**Task statement:**
Write every record out again exactly, and keep images out of it.

# Start of Data records

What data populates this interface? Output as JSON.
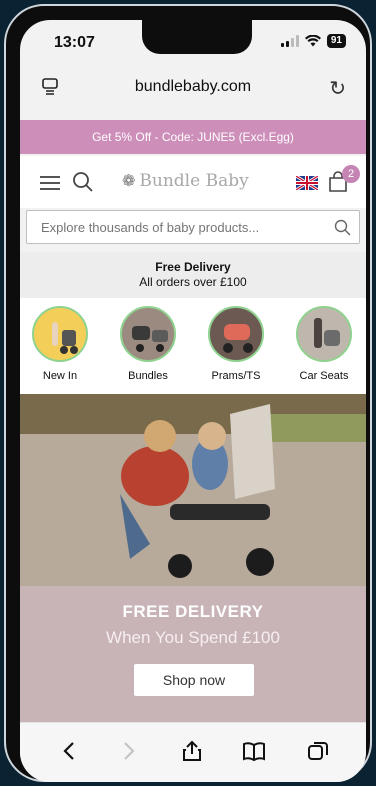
{
  "status": {
    "time": "13:07",
    "battery": "91"
  },
  "browser": {
    "url": "bundlebaby.com"
  },
  "promo": {
    "text": "Get 5% Off - Code: JUNE5 (Excl.Egg)"
  },
  "header": {
    "logo_text": "Bundle Baby",
    "cart_count": "2"
  },
  "search": {
    "placeholder": "Explore thousands of baby products..."
  },
  "delivery": {
    "title": "Free Delivery",
    "subtitle": "All orders over £100"
  },
  "categories": [
    {
      "label": "New In"
    },
    {
      "label": "Bundles"
    },
    {
      "label": "Prams/TS"
    },
    {
      "label": "Car Seats"
    }
  ],
  "hero": {
    "title": "FREE DELIVERY",
    "subtitle": "When You Spend £100",
    "button": "Shop now"
  },
  "colors": {
    "promo": "#cd8fba",
    "hero_bg": "#c8b3b7",
    "category_ring": "#8fd28f"
  },
  "icons": [
    "tabs-icon",
    "reload-icon",
    "menu-icon",
    "search-icon",
    "bundle-logo-icon",
    "uk-flag-icon",
    "cart-icon",
    "back-icon",
    "forward-icon",
    "share-icon",
    "bookmarks-icon",
    "tab-switcher-icon"
  ]
}
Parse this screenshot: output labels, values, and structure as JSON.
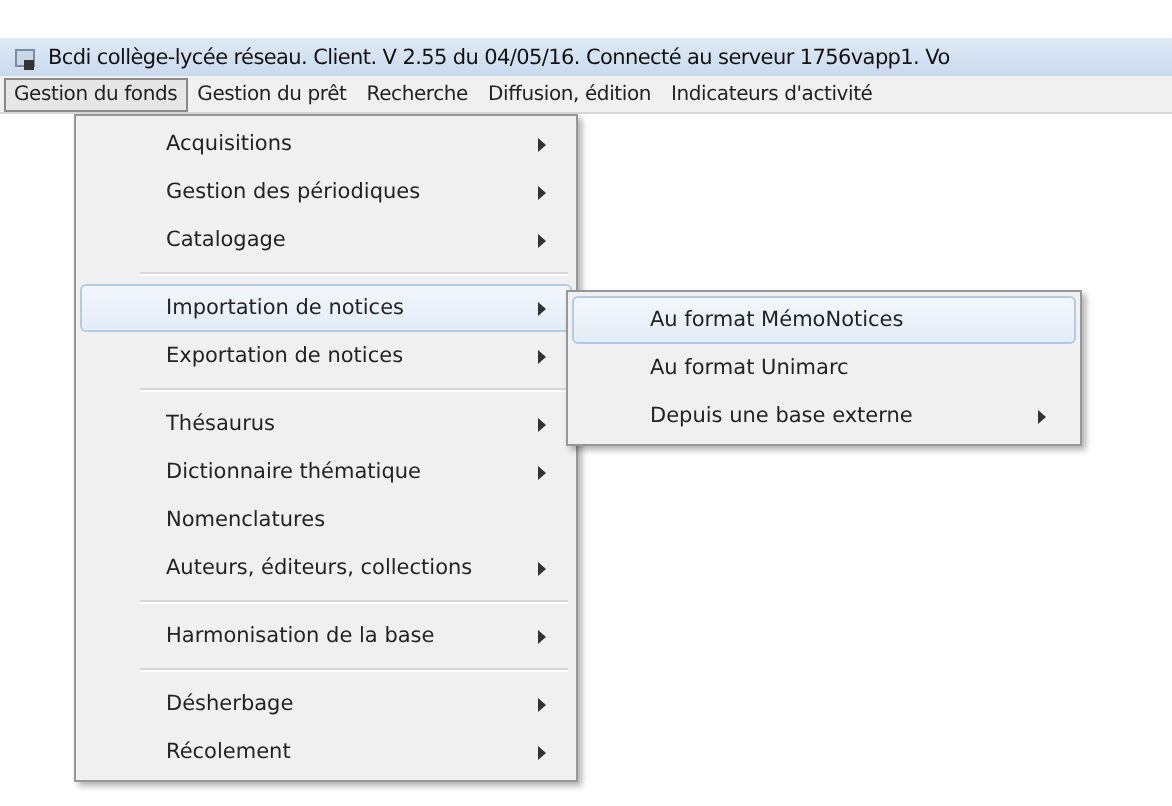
{
  "window": {
    "title": "Bcdi collège-lycée réseau. Client. V 2.55 du 04/05/16. Connecté au serveur 1756vapp1. Vo"
  },
  "menubar": [
    {
      "label": "Gestion du fonds",
      "selected": true
    },
    {
      "label": "Gestion du prêt",
      "selected": false
    },
    {
      "label": "Recherche",
      "selected": false
    },
    {
      "label": "Diffusion, édition",
      "selected": false
    },
    {
      "label": "Indicateurs d'activité",
      "selected": false
    }
  ],
  "menu": {
    "items": [
      {
        "kind": "item",
        "label": "Acquisitions",
        "submenu": true,
        "selected": false
      },
      {
        "kind": "item",
        "label": "Gestion des périodiques",
        "submenu": true,
        "selected": false
      },
      {
        "kind": "item",
        "label": "Catalogage",
        "submenu": true,
        "selected": false
      },
      {
        "kind": "separator"
      },
      {
        "kind": "item",
        "label": "Importation de notices",
        "submenu": true,
        "selected": true
      },
      {
        "kind": "item",
        "label": "Exportation de notices",
        "submenu": true,
        "selected": false
      },
      {
        "kind": "separator"
      },
      {
        "kind": "item",
        "label": "Thésaurus",
        "submenu": true,
        "selected": false
      },
      {
        "kind": "item",
        "label": "Dictionnaire thématique",
        "submenu": true,
        "selected": false
      },
      {
        "kind": "item",
        "label": "Nomenclatures",
        "submenu": false,
        "selected": false
      },
      {
        "kind": "item",
        "label": "Auteurs, éditeurs, collections",
        "submenu": true,
        "selected": false
      },
      {
        "kind": "separator"
      },
      {
        "kind": "item",
        "label": "Harmonisation de la base",
        "submenu": true,
        "selected": false
      },
      {
        "kind": "separator"
      },
      {
        "kind": "item",
        "label": "Désherbage",
        "submenu": true,
        "selected": false
      },
      {
        "kind": "item",
        "label": "Récolement",
        "submenu": true,
        "selected": false
      }
    ]
  },
  "submenu": {
    "items": [
      {
        "kind": "item",
        "label": "Au format MémoNotices",
        "submenu": false,
        "selected": true
      },
      {
        "kind": "item",
        "label": "Au format Unimarc",
        "submenu": false,
        "selected": false
      },
      {
        "kind": "item",
        "label": "Depuis une base externe",
        "submenu": true,
        "selected": false
      }
    ]
  }
}
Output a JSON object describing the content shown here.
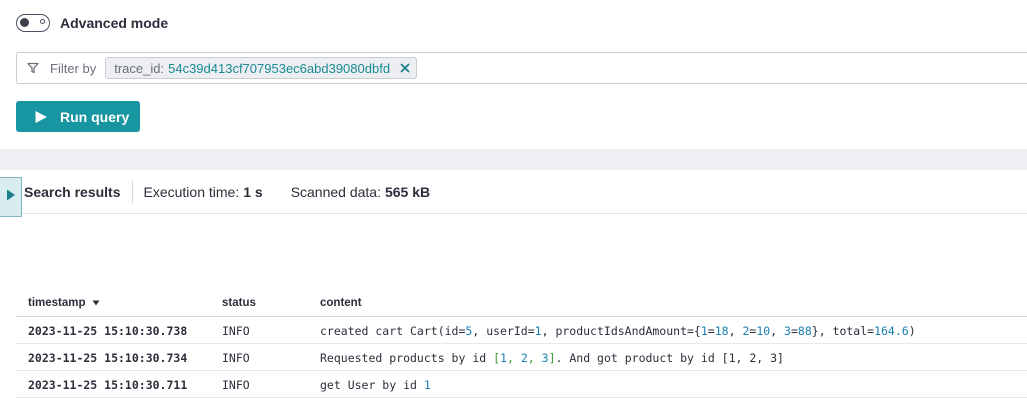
{
  "advanced_mode": {
    "label": "Advanced mode",
    "enabled": false
  },
  "filter": {
    "label": "Filter by",
    "chip_key": "trace_id:",
    "chip_value": "54c39d413cf707953ec6abd39080dbfd"
  },
  "run_query": {
    "label": "Run query"
  },
  "results": {
    "title": "Search results",
    "execution_label": "Execution time:",
    "execution_value": "1 s",
    "scanned_label": "Scanned data:",
    "scanned_value": "565 kB"
  },
  "table": {
    "columns": [
      "timestamp",
      "status",
      "content"
    ],
    "rows": [
      {
        "timestamp": "2023-11-25 15:10:30.738",
        "status": "INFO",
        "content": "created cart Cart(id=5, userId=1, productIdsAndAmount={1=18, 2=10, 3=88}, total=164.6)"
      },
      {
        "timestamp": "2023-11-25 15:10:30.734",
        "status": "INFO",
        "content": "Requested products by id [1, 2, 3]. And got product by id [1, 2, 3]"
      },
      {
        "timestamp": "2023-11-25 15:10:30.711",
        "status": "INFO",
        "content": "get User by id 1"
      }
    ]
  },
  "colors": {
    "accent": "#1795a0",
    "number": "#1a80b0",
    "highlight_green": "#3a9a3a"
  },
  "icons": [
    "filter-icon",
    "close-icon",
    "play-icon",
    "sort-down-icon",
    "expand-icon"
  ]
}
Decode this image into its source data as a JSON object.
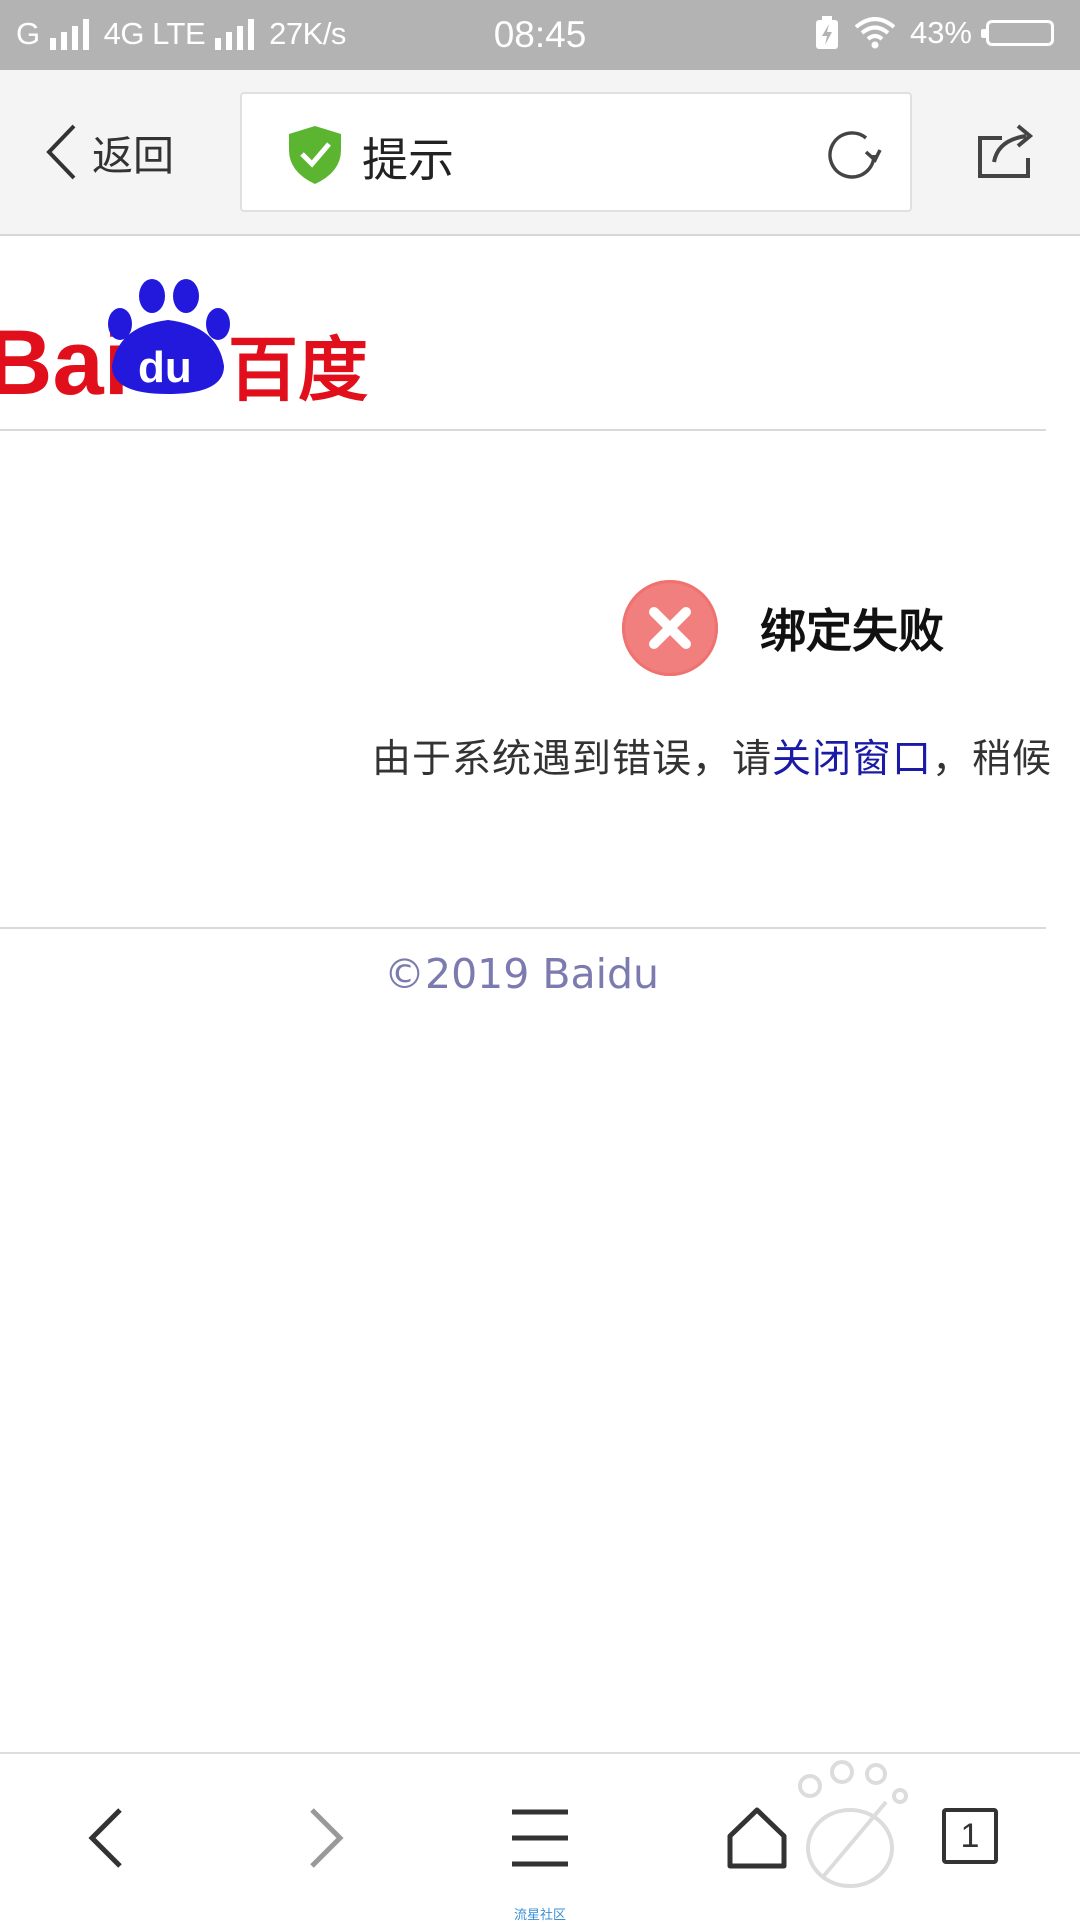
{
  "status_bar": {
    "network1": "G",
    "network2": "4G LTE",
    "speed": "27K/s",
    "time": "08:45",
    "battery": "43%"
  },
  "nav": {
    "back_label": "返回",
    "page_title": "提示"
  },
  "logo": {
    "text": "Bai",
    "paw_text": "du",
    "cn_text": "百度",
    "brand_red": "#e10f1b",
    "brand_blue": "#2319dc"
  },
  "error": {
    "title": "绑定失败",
    "message_prefix": "由于系统遇到错误，请",
    "link_text": "关闭窗口",
    "message_suffix": "，稍候"
  },
  "footer": {
    "copyright": "©2019 Baidu"
  },
  "toolbar": {
    "tab_count": "1",
    "community_label": "流星社区"
  },
  "colors": {
    "status_bar": "#b3b3b3",
    "shield_green": "#5cb531",
    "error_red": "#f17f7d",
    "link": "#1a1aa6"
  }
}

# End of Data records

**Exercise response:**
What data populates this interface? Output as JSON.
{
  "status": {
    "time": "13:07",
    "battery": "91"
  },
  "browser": {
    "url": "bundlebaby.com"
  },
  "promo": {
    "text": "Get 5% Off - Code: JUNE5 (Excl.Egg)"
  },
  "header": {
    "logo_text": "Bundle Baby",
    "cart_count": "2"
  },
  "search": {
    "placeholder": "Explore thousands of baby products..."
  },
  "delivery": {
    "title": "Free Delivery",
    "subtitle": "All orders over £100"
  },
  "categories": [
    {
      "label": "New In"
    },
    {
      "label": "Bundles"
    },
    {
      "label": "Prams/TS"
    },
    {
      "label": "Car Seats"
    }
  ],
  "hero": {
    "title": "FREE DELIVERY",
    "subtitle": "When You Spend £100",
    "button": "Shop now"
  },
  "colors": {
    "promo": "#cd8fba",
    "hero_bg": "#c8b3b7",
    "category_ring": "#8fd28f"
  },
  "icons": [
    "tabs-icon",
    "reload-icon",
    "menu-icon",
    "search-icon",
    "bundle-logo-icon",
    "uk-flag-icon",
    "cart-icon",
    "back-icon",
    "forward-icon",
    "share-icon",
    "bookmarks-icon",
    "tab-switcher-icon"
  ]
}
Parse this screenshot: output labels, values, and structure as JSON.
{
  "window": {
    "title": "Bcdi collège-lycée réseau. Client. V 2.55 du 04/05/16. Connecté au serveur 1756vapp1. Vo"
  },
  "menubar": [
    {
      "label": "Gestion du fonds",
      "selected": true
    },
    {
      "label": "Gestion du prêt",
      "selected": false
    },
    {
      "label": "Recherche",
      "selected": false
    },
    {
      "label": "Diffusion, édition",
      "selected": false
    },
    {
      "label": "Indicateurs d'activité",
      "selected": false
    }
  ],
  "menu": {
    "items": [
      {
        "kind": "item",
        "label": "Acquisitions",
        "submenu": true,
        "selected": false
      },
      {
        "kind": "item",
        "label": "Gestion des périodiques",
        "submenu": true,
        "selected": false
      },
      {
        "kind": "item",
        "label": "Catalogage",
        "submenu": true,
        "selected": false
      },
      {
        "kind": "separator"
      },
      {
        "kind": "item",
        "label": "Importation de notices",
        "submenu": true,
        "selected": true
      },
      {
        "kind": "item",
        "label": "Exportation de notices",
        "submenu": true,
        "selected": false
      },
      {
        "kind": "separator"
      },
      {
        "kind": "item",
        "label": "Thésaurus",
        "submenu": true,
        "selected": false
      },
      {
        "kind": "item",
        "label": "Dictionnaire thématique",
        "submenu": true,
        "selected": false
      },
      {
        "kind": "item",
        "label": "Nomenclatures",
        "submenu": false,
        "selected": false
      },
      {
        "kind": "item",
        "label": "Auteurs, éditeurs, collections",
        "submenu": true,
        "selected": false
      },
      {
        "kind": "separator"
      },
      {
        "kind": "item",
        "label": "Harmonisation de la base",
        "submenu": true,
        "selected": false
      },
      {
        "kind": "separator"
      },
      {
        "kind": "item",
        "label": "Désherbage",
        "submenu": true,
        "selected": false
      },
      {
        "kind": "item",
        "label": "Récolement",
        "submenu": true,
        "selected": false
      }
    ]
  },
  "submenu": {
    "items": [
      {
        "kind": "item",
        "label": "Au format MémoNotices",
        "submenu": false,
        "selected": true
      },
      {
        "kind": "item",
        "label": "Au format Unimarc",
        "submenu": false,
        "selected": false
      },
      {
        "kind": "item",
        "label": "Depuis une base externe",
        "submenu": true,
        "selected": false
      }
    ]
  }
}
Output a JSON object describing the content shown here.
{
  "advanced_mode": {
    "label": "Advanced mode",
    "enabled": false
  },
  "filter": {
    "label": "Filter by",
    "chip_key": "trace_id:",
    "chip_value": "54c39d413cf707953ec6abd39080dbfd"
  },
  "run_query": {
    "label": "Run query"
  },
  "results": {
    "title": "Search results",
    "execution_label": "Execution time:",
    "execution_value": "1 s",
    "scanned_label": "Scanned data:",
    "scanned_value": "565 kB"
  },
  "table": {
    "columns": [
      "timestamp",
      "status",
      "content"
    ],
    "rows": [
      {
        "timestamp": "2023-11-25 15:10:30.738",
        "status": "INFO",
        "content": "created cart Cart(id=5, userId=1, productIdsAndAmount={1=18, 2=10, 3=88}, total=164.6)"
      },
      {
        "timestamp": "2023-11-25 15:10:30.734",
        "status": "INFO",
        "content": "Requested products by id [1, 2, 3]. And got product by id [1, 2, 3]"
      },
      {
        "timestamp": "2023-11-25 15:10:30.711",
        "status": "INFO",
        "content": "get User by id 1"
      }
    ]
  },
  "colors": {
    "accent": "#1795a0",
    "number": "#1a80b0",
    "highlight_green": "#3a9a3a"
  },
  "icons": [
    "filter-icon",
    "close-icon",
    "play-icon",
    "sort-down-icon",
    "expand-icon"
  ]
}
Decode this image into its source data as a JSON object.
{
  "status_bar": {
    "network1": "G",
    "network2": "4G LTE",
    "speed": "27K/s",
    "time": "08:45",
    "battery": "43%"
  },
  "nav": {
    "back_label": "返回",
    "page_title": "提示"
  },
  "logo": {
    "text": "Bai",
    "paw_text": "du",
    "cn_text": "百度",
    "brand_red": "#e10f1b",
    "brand_blue": "#2319dc"
  },
  "error": {
    "title": "绑定失败",
    "message_prefix": "由于系统遇到错误，请",
    "link_text": "关闭窗口",
    "message_suffix": "，稍候"
  },
  "footer": {
    "copyright": "©2019 Baidu"
  },
  "toolbar": {
    "tab_count": "1",
    "community_label": "流星社区"
  },
  "colors": {
    "status_bar": "#b3b3b3",
    "shield_green": "#5cb531",
    "error_red": "#f17f7d",
    "link": "#1a1aa6"
  }
}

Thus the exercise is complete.